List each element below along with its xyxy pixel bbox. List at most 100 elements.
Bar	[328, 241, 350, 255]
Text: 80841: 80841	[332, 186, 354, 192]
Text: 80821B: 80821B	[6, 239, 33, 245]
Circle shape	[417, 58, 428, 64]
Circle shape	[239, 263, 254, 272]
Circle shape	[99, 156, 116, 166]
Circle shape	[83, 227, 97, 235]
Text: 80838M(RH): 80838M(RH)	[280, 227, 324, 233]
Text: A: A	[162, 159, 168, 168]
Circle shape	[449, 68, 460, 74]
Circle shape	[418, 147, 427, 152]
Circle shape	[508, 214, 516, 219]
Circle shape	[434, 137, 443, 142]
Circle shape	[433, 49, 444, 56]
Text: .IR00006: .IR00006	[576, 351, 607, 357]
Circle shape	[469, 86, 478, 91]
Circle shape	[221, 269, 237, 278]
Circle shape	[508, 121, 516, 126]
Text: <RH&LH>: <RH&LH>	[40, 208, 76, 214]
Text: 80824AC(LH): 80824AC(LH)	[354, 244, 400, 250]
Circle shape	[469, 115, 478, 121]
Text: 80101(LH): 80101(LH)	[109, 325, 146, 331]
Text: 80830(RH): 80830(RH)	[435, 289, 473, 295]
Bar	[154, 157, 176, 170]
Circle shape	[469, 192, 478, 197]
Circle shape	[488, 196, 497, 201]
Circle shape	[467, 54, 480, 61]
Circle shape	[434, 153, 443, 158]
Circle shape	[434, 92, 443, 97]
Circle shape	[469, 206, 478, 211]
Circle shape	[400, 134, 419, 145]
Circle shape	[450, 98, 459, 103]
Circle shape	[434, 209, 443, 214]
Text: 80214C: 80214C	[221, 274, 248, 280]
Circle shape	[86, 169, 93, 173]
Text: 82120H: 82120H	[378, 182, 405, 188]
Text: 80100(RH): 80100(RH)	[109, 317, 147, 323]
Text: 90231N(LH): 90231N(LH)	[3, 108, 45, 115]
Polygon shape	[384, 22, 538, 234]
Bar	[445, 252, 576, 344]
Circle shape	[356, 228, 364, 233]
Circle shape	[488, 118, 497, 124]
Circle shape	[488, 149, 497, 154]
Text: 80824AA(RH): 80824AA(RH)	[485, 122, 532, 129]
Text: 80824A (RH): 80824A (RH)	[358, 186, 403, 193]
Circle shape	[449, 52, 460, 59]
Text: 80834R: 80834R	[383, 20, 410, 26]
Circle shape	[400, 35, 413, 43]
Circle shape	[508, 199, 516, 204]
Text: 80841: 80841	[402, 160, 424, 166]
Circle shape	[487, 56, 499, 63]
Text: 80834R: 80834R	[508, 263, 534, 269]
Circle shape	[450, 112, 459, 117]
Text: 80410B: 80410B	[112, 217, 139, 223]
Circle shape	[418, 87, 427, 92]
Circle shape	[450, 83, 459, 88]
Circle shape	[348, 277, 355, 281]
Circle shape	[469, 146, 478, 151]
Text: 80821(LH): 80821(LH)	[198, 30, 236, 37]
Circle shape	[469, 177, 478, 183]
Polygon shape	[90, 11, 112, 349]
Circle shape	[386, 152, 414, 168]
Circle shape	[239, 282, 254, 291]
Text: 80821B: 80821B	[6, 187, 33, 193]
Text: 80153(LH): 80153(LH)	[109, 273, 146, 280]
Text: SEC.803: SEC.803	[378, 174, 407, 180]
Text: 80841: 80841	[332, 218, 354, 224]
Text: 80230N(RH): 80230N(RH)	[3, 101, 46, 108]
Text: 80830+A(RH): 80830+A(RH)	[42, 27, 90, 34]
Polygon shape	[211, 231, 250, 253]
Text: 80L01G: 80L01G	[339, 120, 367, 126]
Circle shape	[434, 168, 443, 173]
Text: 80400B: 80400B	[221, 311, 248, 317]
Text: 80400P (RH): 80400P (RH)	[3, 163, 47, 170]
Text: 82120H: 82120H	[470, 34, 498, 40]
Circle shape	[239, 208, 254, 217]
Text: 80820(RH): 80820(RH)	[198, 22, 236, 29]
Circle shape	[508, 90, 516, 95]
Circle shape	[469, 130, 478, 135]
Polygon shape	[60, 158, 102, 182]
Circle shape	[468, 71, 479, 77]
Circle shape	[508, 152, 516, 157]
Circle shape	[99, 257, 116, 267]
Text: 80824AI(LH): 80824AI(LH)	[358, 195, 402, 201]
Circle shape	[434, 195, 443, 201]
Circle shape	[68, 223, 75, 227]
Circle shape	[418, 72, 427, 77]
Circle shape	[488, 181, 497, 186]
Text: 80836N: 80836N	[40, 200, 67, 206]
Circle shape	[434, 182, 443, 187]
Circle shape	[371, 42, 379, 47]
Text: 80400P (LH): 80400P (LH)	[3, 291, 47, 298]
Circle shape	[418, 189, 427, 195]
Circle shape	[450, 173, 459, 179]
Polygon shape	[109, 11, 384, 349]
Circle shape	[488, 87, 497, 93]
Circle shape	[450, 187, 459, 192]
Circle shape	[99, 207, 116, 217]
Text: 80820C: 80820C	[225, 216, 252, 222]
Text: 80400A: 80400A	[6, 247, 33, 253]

═══

Please rewrite the records above, putting "Round marker" in place of every "Circle shape" and leaving everything else unchanged.

List each element below along with its xyxy pixel bbox. List at most 100 elements.
Bar	[328, 241, 350, 255]
Text: 80841: 80841	[332, 186, 354, 192]
Text: 80821B: 80821B	[6, 239, 33, 245]
Round marker	[417, 58, 428, 64]
Round marker	[239, 263, 254, 272]
Round marker	[99, 156, 116, 166]
Round marker	[83, 227, 97, 235]
Text: 80838M(RH): 80838M(RH)	[280, 227, 324, 233]
Text: A: A	[162, 159, 168, 168]
Round marker	[449, 68, 460, 74]
Round marker	[418, 147, 427, 152]
Round marker	[508, 214, 516, 219]
Round marker	[434, 137, 443, 142]
Round marker	[433, 49, 444, 56]
Text: .IR00006: .IR00006	[576, 351, 607, 357]
Round marker	[469, 86, 478, 91]
Round marker	[221, 269, 237, 278]
Round marker	[508, 121, 516, 126]
Text: <RH&LH>: <RH&LH>	[40, 208, 76, 214]
Text: 80824AC(LH): 80824AC(LH)	[354, 244, 400, 250]
Round marker	[469, 115, 478, 121]
Text: 80101(LH): 80101(LH)	[109, 325, 146, 331]
Text: 80830(RH): 80830(RH)	[435, 289, 473, 295]
Bar	[154, 157, 176, 170]
Round marker	[469, 192, 478, 197]
Round marker	[488, 196, 497, 201]
Round marker	[467, 54, 480, 61]
Round marker	[434, 153, 443, 158]
Round marker	[434, 92, 443, 97]
Round marker	[469, 206, 478, 211]
Round marker	[400, 134, 419, 145]
Round marker	[450, 98, 459, 103]
Round marker	[434, 209, 443, 214]
Text: 80214C: 80214C	[221, 274, 248, 280]
Round marker	[86, 169, 93, 173]
Text: 82120H: 82120H	[378, 182, 405, 188]
Text: 80100(RH): 80100(RH)	[109, 317, 147, 323]
Text: 90231N(LH): 90231N(LH)	[3, 108, 45, 115]
Polygon shape	[384, 22, 538, 234]
Bar	[445, 252, 576, 344]
Round marker	[356, 228, 364, 233]
Round marker	[488, 118, 497, 124]
Round marker	[488, 149, 497, 154]
Text: 80824AA(RH): 80824AA(RH)	[485, 122, 532, 129]
Text: 80824A (RH): 80824A (RH)	[358, 186, 403, 193]
Round marker	[449, 52, 460, 59]
Text: 80834R: 80834R	[383, 20, 410, 26]
Round marker	[400, 35, 413, 43]
Round marker	[508, 199, 516, 204]
Text: 80841: 80841	[402, 160, 424, 166]
Round marker	[487, 56, 499, 63]
Text: 80834R: 80834R	[508, 263, 534, 269]
Round marker	[450, 112, 459, 117]
Text: 80410B: 80410B	[112, 217, 139, 223]
Round marker	[418, 87, 427, 92]
Round marker	[450, 83, 459, 88]
Round marker	[348, 277, 355, 281]
Round marker	[469, 146, 478, 151]
Text: 80821(LH): 80821(LH)	[198, 30, 236, 37]
Round marker	[469, 177, 478, 183]
Polygon shape	[90, 11, 112, 349]
Round marker	[386, 152, 414, 168]
Round marker	[239, 282, 254, 291]
Text: 80821B: 80821B	[6, 187, 33, 193]
Text: 80153(LH): 80153(LH)	[109, 273, 146, 280]
Text: SEC.803: SEC.803	[378, 174, 407, 180]
Text: 80841: 80841	[332, 218, 354, 224]
Text: 80230N(RH): 80230N(RH)	[3, 101, 46, 108]
Text: 80830+A(RH): 80830+A(RH)	[42, 27, 90, 34]
Polygon shape	[211, 231, 250, 253]
Text: 80L01G: 80L01G	[339, 120, 367, 126]
Round marker	[434, 168, 443, 173]
Text: 80400B: 80400B	[221, 311, 248, 317]
Text: 80400P (RH): 80400P (RH)	[3, 163, 47, 170]
Text: 82120H: 82120H	[470, 34, 498, 40]
Round marker	[239, 208, 254, 217]
Text: 80820(RH): 80820(RH)	[198, 22, 236, 29]
Round marker	[508, 90, 516, 95]
Round marker	[469, 130, 478, 135]
Polygon shape	[60, 158, 102, 182]
Round marker	[468, 71, 479, 77]
Round marker	[508, 152, 516, 157]
Round marker	[99, 257, 116, 267]
Text: 80824AI(LH): 80824AI(LH)	[358, 195, 402, 201]
Round marker	[434, 195, 443, 201]
Round marker	[68, 223, 75, 227]
Round marker	[418, 72, 427, 77]
Round marker	[488, 181, 497, 186]
Text: 80836N: 80836N	[40, 200, 67, 206]
Round marker	[434, 182, 443, 187]
Round marker	[371, 42, 379, 47]
Text: 80400P (LH): 80400P (LH)	[3, 291, 47, 298]
Round marker	[418, 189, 427, 195]
Round marker	[450, 173, 459, 179]
Polygon shape	[109, 11, 384, 349]
Round marker	[488, 87, 497, 93]
Round marker	[450, 187, 459, 192]
Round marker	[99, 207, 116, 217]
Text: 80820C: 80820C	[225, 216, 252, 222]
Text: 80400A: 80400A	[6, 247, 33, 253]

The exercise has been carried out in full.